Work required: For the material that follows, list every line containing the word "JSON".

──────────────────────────────

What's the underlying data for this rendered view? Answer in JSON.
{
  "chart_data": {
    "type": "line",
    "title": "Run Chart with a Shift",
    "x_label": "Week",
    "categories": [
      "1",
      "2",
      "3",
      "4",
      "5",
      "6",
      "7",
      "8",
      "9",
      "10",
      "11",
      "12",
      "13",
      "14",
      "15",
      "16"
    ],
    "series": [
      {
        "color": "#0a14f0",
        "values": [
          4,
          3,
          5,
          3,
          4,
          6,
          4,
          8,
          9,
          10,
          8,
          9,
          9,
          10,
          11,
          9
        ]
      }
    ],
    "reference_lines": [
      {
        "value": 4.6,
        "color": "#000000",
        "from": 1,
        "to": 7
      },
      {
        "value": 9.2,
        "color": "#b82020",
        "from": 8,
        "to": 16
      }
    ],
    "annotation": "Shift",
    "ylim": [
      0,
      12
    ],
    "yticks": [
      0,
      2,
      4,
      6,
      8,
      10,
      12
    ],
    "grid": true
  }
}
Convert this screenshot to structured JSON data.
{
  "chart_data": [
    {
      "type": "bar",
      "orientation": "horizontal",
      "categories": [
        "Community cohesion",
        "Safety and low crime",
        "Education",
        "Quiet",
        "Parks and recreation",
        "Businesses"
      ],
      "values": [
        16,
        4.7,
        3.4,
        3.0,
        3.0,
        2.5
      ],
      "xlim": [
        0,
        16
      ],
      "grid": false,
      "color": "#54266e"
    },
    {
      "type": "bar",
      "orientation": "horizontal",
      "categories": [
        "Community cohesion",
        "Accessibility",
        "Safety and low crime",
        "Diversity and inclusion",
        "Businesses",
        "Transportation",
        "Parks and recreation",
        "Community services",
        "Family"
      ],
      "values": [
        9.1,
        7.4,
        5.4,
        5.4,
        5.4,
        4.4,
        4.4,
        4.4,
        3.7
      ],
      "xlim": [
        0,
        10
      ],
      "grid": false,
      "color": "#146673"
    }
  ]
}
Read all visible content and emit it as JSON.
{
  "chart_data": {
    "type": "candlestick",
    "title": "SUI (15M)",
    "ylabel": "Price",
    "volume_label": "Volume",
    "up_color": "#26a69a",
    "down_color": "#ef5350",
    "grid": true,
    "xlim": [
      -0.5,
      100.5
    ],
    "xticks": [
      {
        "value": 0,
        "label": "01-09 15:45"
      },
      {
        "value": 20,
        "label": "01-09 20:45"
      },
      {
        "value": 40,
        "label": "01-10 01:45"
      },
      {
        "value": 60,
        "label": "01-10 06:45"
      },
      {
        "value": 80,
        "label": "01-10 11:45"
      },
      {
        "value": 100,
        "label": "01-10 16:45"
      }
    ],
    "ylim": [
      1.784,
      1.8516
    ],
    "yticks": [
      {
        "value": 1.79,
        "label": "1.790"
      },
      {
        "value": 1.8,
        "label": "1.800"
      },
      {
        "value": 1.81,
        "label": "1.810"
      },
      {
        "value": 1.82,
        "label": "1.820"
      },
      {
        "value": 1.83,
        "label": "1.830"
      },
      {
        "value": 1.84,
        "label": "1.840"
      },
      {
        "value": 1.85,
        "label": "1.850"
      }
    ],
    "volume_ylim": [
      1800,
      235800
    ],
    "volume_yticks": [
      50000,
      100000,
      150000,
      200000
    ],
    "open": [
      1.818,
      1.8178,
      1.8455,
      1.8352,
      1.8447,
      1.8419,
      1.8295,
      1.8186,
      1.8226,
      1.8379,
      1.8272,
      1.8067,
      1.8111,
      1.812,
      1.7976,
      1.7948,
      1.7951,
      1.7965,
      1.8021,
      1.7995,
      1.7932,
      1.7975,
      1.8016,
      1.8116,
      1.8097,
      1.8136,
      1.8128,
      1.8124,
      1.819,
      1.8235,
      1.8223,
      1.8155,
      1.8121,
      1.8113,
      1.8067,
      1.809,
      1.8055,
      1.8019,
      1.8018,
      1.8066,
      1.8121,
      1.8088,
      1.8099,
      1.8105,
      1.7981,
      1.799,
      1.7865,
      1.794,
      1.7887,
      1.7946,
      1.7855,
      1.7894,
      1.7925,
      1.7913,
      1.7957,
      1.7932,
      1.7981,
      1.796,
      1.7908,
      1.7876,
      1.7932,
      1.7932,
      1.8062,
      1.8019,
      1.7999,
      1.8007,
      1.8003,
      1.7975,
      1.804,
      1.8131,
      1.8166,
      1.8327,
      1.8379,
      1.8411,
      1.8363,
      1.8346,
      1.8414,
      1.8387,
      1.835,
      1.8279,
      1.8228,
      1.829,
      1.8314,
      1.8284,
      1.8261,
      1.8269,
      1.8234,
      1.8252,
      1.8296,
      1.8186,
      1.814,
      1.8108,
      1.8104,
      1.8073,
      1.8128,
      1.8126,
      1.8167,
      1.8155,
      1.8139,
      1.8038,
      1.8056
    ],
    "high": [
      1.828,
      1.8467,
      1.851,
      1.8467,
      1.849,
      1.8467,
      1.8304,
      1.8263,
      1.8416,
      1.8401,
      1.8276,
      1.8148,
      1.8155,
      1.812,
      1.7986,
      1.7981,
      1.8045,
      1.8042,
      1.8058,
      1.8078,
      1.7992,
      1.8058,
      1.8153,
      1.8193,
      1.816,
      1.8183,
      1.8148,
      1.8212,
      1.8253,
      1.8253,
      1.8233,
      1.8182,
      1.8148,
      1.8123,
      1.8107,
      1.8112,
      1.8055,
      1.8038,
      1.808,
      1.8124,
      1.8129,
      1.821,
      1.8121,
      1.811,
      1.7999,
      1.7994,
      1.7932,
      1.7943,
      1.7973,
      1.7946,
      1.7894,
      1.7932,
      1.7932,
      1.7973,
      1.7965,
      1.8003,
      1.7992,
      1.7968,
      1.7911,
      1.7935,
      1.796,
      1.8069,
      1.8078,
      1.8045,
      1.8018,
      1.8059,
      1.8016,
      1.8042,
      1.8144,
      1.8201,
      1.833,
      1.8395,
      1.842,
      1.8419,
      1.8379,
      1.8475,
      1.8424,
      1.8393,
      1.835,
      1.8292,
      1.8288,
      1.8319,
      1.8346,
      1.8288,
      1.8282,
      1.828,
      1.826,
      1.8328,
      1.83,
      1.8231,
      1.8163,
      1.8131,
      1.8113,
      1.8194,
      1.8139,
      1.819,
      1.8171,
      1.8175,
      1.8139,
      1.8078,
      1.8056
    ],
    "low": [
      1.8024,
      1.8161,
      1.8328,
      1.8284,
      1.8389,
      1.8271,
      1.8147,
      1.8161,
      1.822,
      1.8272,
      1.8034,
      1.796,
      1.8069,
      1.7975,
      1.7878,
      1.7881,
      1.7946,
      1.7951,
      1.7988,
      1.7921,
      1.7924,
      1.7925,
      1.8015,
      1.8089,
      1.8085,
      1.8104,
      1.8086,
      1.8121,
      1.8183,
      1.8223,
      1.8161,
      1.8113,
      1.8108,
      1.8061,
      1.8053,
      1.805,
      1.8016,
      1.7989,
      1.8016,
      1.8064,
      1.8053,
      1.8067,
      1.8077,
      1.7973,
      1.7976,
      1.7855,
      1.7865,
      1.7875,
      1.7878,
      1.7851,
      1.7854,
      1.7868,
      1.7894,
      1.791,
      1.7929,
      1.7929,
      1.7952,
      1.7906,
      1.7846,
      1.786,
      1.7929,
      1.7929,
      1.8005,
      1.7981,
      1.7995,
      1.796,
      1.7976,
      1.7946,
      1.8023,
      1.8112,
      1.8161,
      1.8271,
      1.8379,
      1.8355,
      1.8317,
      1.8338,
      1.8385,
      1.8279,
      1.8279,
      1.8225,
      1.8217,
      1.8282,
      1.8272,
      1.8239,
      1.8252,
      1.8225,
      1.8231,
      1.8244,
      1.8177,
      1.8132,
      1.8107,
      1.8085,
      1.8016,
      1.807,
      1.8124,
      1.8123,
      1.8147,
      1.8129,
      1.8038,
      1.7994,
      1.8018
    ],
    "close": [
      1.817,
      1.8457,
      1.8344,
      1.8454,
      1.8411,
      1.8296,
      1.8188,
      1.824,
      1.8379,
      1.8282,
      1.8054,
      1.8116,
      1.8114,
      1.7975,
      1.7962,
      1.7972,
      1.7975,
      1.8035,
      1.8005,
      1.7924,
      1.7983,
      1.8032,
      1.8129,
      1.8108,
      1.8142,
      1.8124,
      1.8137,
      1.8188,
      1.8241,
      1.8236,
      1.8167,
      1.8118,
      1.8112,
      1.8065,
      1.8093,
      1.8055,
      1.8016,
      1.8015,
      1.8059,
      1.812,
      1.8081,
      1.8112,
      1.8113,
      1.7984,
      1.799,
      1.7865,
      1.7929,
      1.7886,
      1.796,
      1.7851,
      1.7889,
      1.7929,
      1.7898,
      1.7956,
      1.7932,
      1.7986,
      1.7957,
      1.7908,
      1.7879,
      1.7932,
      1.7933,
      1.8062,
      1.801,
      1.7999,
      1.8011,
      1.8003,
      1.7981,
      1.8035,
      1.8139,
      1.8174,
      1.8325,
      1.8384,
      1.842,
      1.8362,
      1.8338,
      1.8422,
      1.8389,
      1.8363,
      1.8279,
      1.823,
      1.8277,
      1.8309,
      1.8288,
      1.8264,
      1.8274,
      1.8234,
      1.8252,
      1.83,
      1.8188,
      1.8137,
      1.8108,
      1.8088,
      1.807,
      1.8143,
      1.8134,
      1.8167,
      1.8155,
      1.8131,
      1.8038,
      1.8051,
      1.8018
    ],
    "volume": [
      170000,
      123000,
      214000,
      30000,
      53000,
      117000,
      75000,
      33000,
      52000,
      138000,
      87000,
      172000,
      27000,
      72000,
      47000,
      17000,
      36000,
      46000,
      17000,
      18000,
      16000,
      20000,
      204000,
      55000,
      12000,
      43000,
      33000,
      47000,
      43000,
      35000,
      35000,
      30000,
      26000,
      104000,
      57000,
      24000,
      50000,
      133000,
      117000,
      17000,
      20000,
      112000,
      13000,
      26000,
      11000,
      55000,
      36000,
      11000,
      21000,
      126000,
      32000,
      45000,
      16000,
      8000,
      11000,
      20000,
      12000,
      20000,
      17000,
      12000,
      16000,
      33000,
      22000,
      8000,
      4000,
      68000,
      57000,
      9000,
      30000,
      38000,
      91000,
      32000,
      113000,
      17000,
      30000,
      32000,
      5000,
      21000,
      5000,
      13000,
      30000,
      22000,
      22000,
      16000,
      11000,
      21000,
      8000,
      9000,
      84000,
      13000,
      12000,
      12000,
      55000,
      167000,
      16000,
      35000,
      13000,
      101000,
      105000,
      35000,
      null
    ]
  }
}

──────────────────────────────

Finished exercise:
What's the underlying data for this rendered view? Answer in JSON.
Convert this screenshot to structured JSON data.
Read all visible content and emit it as JSON.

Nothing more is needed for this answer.